EXCERPT.
******************************

(By Human Rights Watch)
(Jerusalem) – Ariel Sharon died without facing justice for his role in the massacres of hundreds and perhaps thousands of civilians by Lebanese militias in the Sabra and Shatilla refugee camps in Lebanon in 1982. The killings constituted war crimes and crimes against humanity.
“It’s a shame that Sharon has gone to his grave without facing justice for his role in Sabra and Shatilla and other abuses,” said Sarah Leah Whitson, Middle East and North Africa director at Human Rights Watch. “His passing is another grim reminder that years of virtual impunity for rights abuses have done nothing to bring Israeli-Palestinian peace any closer.”
Sharon, as Israel’s defense minister in 1982, had overall responsibility for the Israel Defense Forces, which controlled the area of the Sabra and Shatilla camps. An Israeli commission of inquiry found that he bore “personal responsibility” for the massacre and that he decided Phalangist militias “should be sent in” to the camps from September 16 to 18, despite the risk that they would massacre the civilian population there. The militias killed between 700 and 800 people, according to Israeli military intelligence estimates; other estimates were much higher. The dead included infants, children, pregnant women, and the elderly, some of whose bodies were found to have been mutilated.
In February 1983, the Kahan Commission, Israel’s official commission of inquiry investigating the events, found that the “serious consideration… that the Phalangists were liable to commit atrocities… did not concern [Sharon] in the least.” Sharon’s “disregard of the danger of a massacre” was “impossible to justify,” the commission found, and recommended his dismissal as defense minister. He remained in the Israeli cabinet as a minister without portfolio and later became prime minister in 2001, serving until his stroke in January 2006.
Israeli justice authorities never conducted a criminal investigation to determine whether Sharon and other Israeli military officials bore criminal responsibility. In 2001, survivors brought a case in Belgium requesting that Sharon be prosecuted under Belgium’s “universal jurisdiction” law. Political pressure led Belgium’s parliament to amend the law in April 2003, and to repeal it altogether in August, leading Belgium’s highest court to drop the case against Sharon that September.

******************************

INFORMATION GIVEN.

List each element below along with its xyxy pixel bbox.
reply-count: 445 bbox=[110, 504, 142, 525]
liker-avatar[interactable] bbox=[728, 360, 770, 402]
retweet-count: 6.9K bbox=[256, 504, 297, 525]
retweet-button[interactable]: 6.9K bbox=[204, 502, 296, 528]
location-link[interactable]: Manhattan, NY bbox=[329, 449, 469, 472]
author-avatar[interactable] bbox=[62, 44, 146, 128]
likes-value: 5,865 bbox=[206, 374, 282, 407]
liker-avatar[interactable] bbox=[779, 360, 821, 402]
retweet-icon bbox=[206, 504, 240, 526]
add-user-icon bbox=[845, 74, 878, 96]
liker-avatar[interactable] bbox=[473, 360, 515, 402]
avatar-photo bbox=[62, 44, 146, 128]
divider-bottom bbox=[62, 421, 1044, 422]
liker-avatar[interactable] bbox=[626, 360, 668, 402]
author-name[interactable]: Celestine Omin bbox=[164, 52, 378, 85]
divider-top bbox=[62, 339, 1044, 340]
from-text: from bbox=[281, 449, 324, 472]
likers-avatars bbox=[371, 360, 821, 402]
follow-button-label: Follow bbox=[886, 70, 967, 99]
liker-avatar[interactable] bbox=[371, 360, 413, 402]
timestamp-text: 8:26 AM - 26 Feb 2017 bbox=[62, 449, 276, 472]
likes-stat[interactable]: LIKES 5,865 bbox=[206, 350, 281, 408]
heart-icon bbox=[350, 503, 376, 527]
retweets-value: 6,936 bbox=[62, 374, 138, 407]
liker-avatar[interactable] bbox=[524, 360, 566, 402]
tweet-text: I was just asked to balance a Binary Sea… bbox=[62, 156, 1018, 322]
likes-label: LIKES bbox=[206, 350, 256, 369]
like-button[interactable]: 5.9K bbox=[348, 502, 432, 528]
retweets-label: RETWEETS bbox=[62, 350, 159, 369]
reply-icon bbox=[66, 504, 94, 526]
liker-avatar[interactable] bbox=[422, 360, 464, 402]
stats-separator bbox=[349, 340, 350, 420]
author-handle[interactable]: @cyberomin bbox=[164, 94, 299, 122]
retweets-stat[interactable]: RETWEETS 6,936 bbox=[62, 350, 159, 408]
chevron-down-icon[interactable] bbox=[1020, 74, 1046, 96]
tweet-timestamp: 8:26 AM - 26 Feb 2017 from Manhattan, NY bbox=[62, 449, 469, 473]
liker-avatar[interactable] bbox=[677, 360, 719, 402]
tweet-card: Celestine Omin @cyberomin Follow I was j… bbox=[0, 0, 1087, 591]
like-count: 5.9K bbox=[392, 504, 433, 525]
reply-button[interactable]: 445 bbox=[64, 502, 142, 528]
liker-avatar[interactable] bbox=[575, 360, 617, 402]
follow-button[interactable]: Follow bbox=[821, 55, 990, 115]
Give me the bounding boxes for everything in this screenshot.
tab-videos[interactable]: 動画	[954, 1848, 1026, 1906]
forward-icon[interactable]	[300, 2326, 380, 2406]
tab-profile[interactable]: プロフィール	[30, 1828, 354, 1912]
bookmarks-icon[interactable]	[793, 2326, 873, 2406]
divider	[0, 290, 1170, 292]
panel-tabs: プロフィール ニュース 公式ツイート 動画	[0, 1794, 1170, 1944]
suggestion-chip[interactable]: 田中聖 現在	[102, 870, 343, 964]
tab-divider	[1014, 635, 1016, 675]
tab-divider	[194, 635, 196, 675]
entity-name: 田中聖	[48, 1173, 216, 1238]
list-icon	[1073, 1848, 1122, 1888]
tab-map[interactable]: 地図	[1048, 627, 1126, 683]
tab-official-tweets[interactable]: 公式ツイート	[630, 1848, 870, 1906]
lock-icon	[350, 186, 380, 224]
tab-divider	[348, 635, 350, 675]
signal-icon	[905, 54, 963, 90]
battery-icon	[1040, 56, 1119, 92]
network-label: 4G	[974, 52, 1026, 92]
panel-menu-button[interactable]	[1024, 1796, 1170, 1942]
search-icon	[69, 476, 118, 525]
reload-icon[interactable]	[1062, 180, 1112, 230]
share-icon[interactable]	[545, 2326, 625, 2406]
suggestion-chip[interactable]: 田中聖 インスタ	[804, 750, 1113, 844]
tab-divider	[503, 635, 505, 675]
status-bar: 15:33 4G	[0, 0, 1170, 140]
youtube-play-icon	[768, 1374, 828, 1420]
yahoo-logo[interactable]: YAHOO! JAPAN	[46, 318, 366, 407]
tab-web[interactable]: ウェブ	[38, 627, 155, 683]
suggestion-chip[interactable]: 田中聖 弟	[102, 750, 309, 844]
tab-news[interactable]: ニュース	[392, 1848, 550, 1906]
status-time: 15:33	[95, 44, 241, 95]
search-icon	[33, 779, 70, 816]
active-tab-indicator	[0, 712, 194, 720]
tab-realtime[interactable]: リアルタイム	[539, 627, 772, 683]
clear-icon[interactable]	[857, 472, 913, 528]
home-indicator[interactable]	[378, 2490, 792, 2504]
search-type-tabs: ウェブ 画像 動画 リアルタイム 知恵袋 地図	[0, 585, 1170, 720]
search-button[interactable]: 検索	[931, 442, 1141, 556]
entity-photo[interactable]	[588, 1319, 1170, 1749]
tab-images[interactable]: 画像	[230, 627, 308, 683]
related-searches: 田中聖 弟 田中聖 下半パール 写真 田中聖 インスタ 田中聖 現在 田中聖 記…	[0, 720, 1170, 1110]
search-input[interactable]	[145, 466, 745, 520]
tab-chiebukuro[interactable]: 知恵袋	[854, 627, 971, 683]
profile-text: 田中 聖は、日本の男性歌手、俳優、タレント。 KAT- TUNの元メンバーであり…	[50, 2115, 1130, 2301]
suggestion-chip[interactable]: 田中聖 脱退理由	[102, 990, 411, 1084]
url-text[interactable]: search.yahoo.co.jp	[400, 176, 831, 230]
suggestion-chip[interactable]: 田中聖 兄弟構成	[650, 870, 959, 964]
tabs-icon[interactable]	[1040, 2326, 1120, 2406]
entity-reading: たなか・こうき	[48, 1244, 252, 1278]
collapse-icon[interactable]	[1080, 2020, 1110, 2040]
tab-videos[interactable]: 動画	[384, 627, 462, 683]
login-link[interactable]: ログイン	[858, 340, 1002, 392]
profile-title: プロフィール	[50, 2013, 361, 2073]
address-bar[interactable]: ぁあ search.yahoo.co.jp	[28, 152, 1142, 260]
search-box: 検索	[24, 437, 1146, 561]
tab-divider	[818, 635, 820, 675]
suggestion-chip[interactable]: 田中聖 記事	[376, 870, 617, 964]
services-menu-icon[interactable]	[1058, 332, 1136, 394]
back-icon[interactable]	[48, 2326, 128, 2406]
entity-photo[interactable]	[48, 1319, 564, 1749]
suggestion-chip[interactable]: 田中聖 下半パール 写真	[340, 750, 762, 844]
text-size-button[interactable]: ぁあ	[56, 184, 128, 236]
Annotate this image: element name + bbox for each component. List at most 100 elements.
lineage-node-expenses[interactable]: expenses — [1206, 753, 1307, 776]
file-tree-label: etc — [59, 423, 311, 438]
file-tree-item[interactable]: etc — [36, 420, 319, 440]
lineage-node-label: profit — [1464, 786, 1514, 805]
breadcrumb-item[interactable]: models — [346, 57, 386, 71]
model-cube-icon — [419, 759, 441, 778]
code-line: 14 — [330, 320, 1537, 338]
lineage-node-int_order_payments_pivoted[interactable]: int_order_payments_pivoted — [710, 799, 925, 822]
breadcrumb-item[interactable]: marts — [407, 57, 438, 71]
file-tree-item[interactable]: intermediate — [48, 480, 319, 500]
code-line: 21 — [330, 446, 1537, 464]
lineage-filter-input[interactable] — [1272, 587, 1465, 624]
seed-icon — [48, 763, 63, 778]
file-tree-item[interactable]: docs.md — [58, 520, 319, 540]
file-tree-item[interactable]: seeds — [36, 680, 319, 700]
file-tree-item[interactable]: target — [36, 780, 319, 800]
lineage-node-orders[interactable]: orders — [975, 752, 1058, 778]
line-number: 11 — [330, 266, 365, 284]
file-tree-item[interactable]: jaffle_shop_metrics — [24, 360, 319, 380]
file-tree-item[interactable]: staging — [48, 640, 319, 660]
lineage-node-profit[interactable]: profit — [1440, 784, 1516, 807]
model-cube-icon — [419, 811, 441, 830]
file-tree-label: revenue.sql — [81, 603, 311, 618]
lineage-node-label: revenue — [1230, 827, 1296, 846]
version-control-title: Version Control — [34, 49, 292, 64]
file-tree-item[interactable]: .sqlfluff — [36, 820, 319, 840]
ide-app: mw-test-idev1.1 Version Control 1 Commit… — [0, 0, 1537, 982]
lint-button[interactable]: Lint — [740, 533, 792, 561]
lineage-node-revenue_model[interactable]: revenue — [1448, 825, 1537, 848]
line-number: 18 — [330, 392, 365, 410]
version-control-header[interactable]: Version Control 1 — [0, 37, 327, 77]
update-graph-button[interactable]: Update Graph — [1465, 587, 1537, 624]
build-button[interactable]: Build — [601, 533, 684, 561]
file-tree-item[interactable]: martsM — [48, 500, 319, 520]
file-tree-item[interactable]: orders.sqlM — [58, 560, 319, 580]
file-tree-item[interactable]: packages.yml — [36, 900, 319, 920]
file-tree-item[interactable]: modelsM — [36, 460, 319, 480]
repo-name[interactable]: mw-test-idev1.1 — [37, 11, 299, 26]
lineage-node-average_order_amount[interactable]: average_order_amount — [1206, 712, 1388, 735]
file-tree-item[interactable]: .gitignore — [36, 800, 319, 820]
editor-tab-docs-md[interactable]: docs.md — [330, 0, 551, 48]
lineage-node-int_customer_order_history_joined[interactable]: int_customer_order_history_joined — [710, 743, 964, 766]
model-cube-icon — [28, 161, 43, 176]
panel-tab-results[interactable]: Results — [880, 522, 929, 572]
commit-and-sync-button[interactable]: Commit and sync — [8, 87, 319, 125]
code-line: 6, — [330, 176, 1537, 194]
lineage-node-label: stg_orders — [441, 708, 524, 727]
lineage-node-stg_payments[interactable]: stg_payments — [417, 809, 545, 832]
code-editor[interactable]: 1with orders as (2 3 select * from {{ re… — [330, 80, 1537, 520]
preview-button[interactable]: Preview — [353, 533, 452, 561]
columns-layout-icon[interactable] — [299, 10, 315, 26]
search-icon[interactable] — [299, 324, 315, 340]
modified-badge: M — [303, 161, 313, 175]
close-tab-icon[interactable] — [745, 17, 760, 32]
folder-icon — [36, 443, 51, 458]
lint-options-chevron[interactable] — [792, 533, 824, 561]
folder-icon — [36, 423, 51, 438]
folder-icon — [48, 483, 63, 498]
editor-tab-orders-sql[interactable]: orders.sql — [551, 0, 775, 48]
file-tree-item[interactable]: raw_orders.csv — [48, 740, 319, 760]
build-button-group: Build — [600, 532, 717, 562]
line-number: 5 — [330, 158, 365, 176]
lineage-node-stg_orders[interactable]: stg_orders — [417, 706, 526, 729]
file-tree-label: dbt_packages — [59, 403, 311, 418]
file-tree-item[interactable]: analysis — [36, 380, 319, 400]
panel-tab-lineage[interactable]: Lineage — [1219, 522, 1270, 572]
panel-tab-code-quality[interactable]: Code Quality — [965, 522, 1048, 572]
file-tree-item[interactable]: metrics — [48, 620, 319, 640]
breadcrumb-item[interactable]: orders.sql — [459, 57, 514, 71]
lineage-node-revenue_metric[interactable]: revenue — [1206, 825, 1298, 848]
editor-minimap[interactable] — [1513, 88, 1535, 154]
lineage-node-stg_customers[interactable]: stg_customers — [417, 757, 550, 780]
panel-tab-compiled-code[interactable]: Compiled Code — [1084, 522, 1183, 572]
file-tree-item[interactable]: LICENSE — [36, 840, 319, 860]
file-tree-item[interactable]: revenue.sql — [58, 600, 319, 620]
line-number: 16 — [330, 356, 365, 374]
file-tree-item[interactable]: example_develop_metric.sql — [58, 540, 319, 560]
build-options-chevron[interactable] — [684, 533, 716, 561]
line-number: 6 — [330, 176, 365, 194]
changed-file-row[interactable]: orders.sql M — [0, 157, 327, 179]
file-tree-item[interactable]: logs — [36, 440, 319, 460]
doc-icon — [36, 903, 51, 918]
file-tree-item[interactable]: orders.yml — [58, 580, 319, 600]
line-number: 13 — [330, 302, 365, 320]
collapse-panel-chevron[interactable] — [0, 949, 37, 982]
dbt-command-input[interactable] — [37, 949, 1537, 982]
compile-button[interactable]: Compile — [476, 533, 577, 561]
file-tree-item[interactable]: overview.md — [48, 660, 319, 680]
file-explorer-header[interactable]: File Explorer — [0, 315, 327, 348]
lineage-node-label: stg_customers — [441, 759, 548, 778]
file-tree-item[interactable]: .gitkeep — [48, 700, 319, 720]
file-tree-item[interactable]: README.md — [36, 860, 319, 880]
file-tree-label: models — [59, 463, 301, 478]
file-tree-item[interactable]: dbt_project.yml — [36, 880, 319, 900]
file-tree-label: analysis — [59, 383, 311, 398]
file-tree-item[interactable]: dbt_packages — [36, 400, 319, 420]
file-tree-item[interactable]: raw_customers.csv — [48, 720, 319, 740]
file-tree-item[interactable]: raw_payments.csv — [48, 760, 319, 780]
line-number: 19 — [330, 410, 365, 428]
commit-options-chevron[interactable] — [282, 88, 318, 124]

******************************

TASK INSTRUCTIONS. Copy out the Human Rights Watch statement on Ariel Sharon and Sabra and Shatilla word for word, from its first line to its last.

RESPONSE TO THIS TASK.
(By Human Rights Watch)
(Jerusalem) – Ariel Sharon died without facing justice for his role in the massacres of hundreds and perhaps thousands of civilians by Lebanese militias in the Sabra and Shatilla refugee camps in Lebanon in 1982. The killings constituted war crimes and crimes against humanity.
“It’s a shame that Sharon has gone to his grave without facing justice for his role in Sabra and Shatilla and other abuses,” said Sarah Leah Whitson, Middle East and North Africa director at Human Rights Watch. “His passing is another grim reminder that years of virtual impunity for rights abuses have done nothing to bring Israeli-Palestinian peace any closer.”
Sharon, as Israel’s defense minister in 1982, had overall responsibility for the Israel Defense Forces, which controlled the area of the Sabra and Shatilla camps. An Israeli commission of inquiry found that he bore “personal responsibility” for the massacre and that he decided Phalangist militias “should be sent in” to the camps from September 16 to 18, despite the risk that they would massacre the civilian population there. The militias killed between 700 and 800 people, according to Israeli military intelligence estimates; other estimates were much higher. The dead included infants, children, pregnant women, and the elderly, some of whose bodies were found to have been mutilated.
In February 1983, the Kahan Commission, Israel’s official commission of inquiry investigating the events, found that the “serious consideration… that the Phalangists were liable to commit atrocities… did not concern [Sharon] in the least.” Sharon’s “disregard of the danger of a massacre” was “impossible to justify,” the commission found, and recommended his dismissal as defense minister. He remained in the Israeli cabinet as a minister without portfolio and later became prime minister in 2001, serving until his stroke in January 2006.
Israeli justice authorities never conducted a criminal investigation to determine whether Sharon and other Israeli military officials bore criminal responsibility. In 2001, survivors brought a case in Belgium requesting that Sharon be prosecuted under Belgium’s “universal jurisdiction” law. Political pressure led Belgium’s parliament to amend the law in April 2003, and to repeal it altogether in August, leading Belgium’s highest court to drop the case against Sharon that September.